▸ **Task objective**:
Return the whole listing, line for line, without the pictures in it.

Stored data

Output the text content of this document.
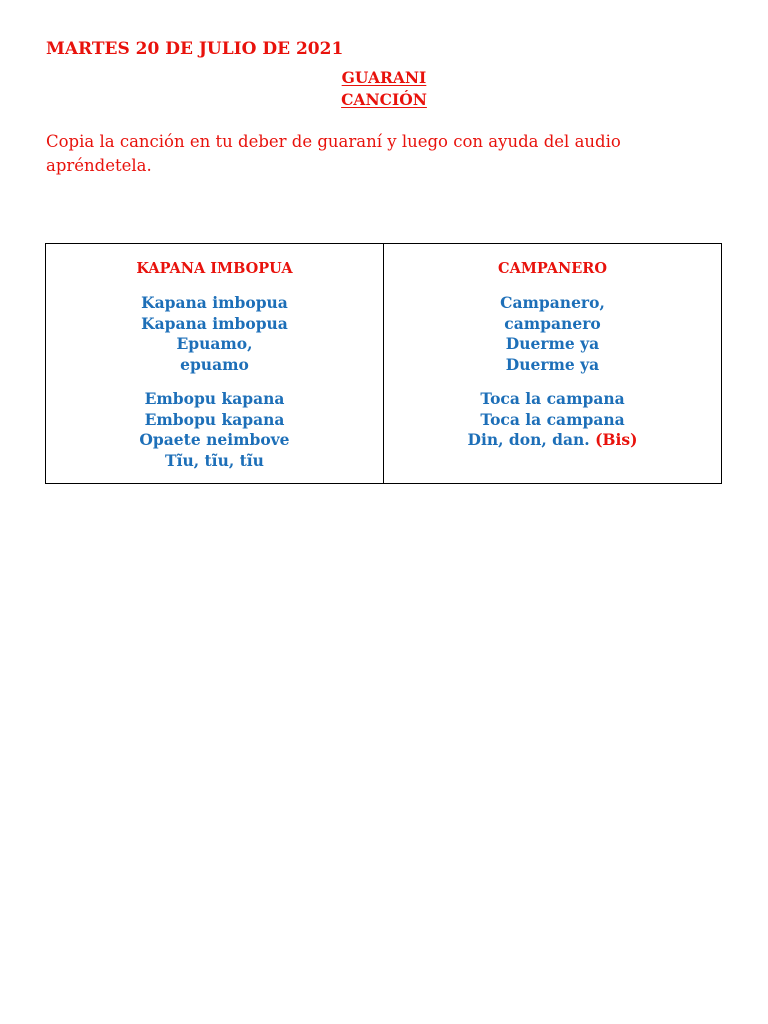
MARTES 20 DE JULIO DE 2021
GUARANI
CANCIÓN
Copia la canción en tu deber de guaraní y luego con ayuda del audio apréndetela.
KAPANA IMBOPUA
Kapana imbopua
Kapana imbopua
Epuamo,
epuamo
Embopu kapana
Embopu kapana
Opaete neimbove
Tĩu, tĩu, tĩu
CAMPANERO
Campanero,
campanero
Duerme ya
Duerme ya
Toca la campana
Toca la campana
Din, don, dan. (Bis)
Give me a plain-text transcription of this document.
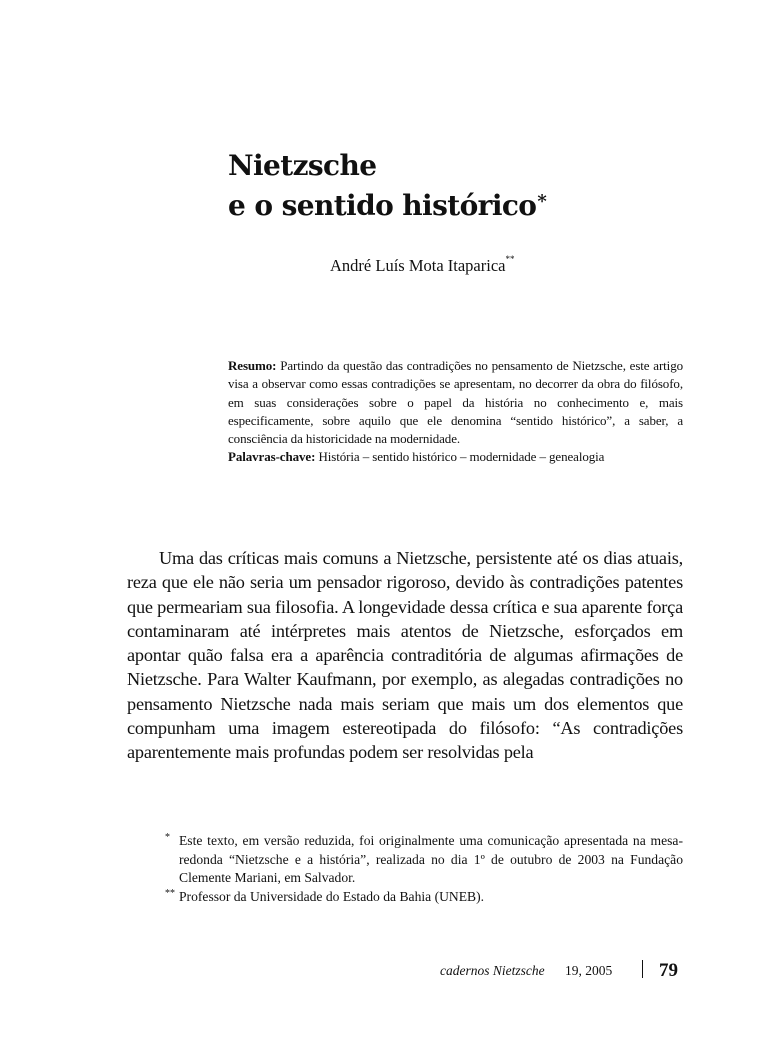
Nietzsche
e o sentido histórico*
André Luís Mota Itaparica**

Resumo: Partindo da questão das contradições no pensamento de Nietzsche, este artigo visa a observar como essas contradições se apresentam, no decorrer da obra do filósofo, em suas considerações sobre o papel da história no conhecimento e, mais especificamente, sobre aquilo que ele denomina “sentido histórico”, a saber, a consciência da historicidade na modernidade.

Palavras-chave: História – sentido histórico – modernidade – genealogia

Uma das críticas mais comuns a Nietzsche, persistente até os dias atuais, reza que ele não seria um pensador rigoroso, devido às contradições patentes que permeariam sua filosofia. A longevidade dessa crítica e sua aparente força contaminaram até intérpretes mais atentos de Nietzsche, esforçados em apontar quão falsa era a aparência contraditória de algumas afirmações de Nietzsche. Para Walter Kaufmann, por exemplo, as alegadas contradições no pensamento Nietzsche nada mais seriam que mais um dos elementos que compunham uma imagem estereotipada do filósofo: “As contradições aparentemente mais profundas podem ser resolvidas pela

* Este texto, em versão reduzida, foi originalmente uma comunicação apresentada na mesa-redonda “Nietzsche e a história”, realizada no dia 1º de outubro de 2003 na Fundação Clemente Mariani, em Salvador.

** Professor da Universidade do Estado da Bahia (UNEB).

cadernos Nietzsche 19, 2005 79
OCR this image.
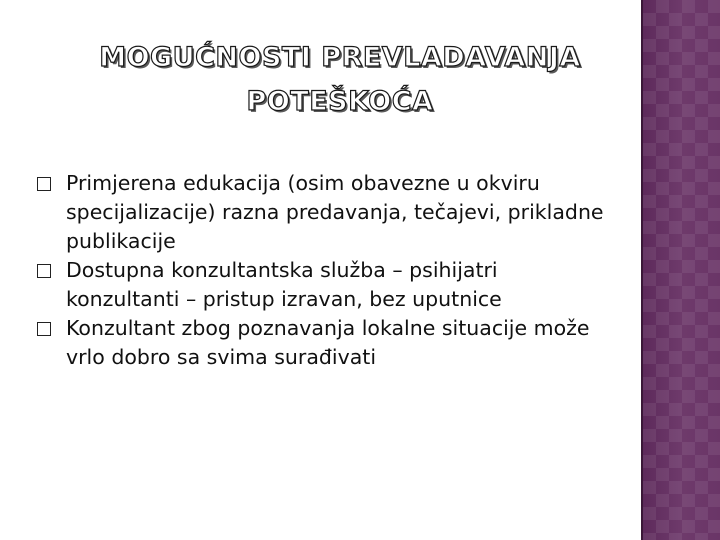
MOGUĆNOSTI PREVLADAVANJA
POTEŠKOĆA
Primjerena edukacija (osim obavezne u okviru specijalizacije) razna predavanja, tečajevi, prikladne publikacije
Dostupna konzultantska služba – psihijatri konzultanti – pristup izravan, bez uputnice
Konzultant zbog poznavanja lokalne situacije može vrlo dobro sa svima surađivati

▸ **Output of the exercise**:
Output the text content of this document.
MARTES 20 DE JULIO DE 2021
GUARANI
CANCIÓN
Copia la canción en tu deber de guaraní y luego con ayuda del audio apréndetela.
KAPANA IMBOPUA
Kapana imbopua
Kapana imbopua
Epuamo,
epuamo
Embopu kapana
Embopu kapana
Opaete neimbove
Tĩu, tĩu, tĩu
CAMPANERO
Campanero,
campanero
Duerme ya
Duerme ya
Toca la campana
Toca la campana
Din, don, dan. (Bis)
Give me a plain-text transcription of this document.
Nietzsche
e o sentido histórico*
André Luís Mota Itaparica**

Resumo: Partindo da questão das contradições no pensamento de Nietzsche, este artigo visa a observar como essas contradições se apresentam, no decorrer da obra do filósofo, em suas considerações sobre o papel da história no conhecimento e, mais especificamente, sobre aquilo que ele denomina “sentido histórico”, a saber, a consciência da historicidade na modernidade.

Palavras-chave: História – sentido histórico – modernidade – genealogia

Uma das críticas mais comuns a Nietzsche, persistente até os dias atuais, reza que ele não seria um pensador rigoroso, devido às contradições patentes que permeariam sua filosofia. A longevidade dessa crítica e sua aparente força contaminaram até intérpretes mais atentos de Nietzsche, esforçados em apontar quão falsa era a aparência contraditória de algumas afirmações de Nietzsche. Para Walter Kaufmann, por exemplo, as alegadas contradições no pensamento Nietzsche nada mais seriam que mais um dos elementos que compunham uma imagem estereotipada do filósofo: “As contradições aparentemente mais profundas podem ser resolvidas pela

* Este texto, em versão reduzida, foi originalmente uma comunicação apresentada na mesa-redonda “Nietzsche e a história”, realizada no dia 1º de outubro de 2003 na Fundação Clemente Mariani, em Salvador.

** Professor da Universidade do Estado da Bahia (UNEB).

cadernos Nietzsche 19, 2005 79
OCR this image.
MOGUĆNOSTI PREVLADAVANJA
POTEŠKOĆA
Primjerena edukacija (osim obavezne u okviru specijalizacije) razna predavanja, tečajevi, prikladne publikacije
Dostupna konzultantska služba – psihijatri konzultanti – pristup izravan, bez uputnice
Konzultant zbog poznavanja lokalne situacije može vrlo dobro sa svima surađivati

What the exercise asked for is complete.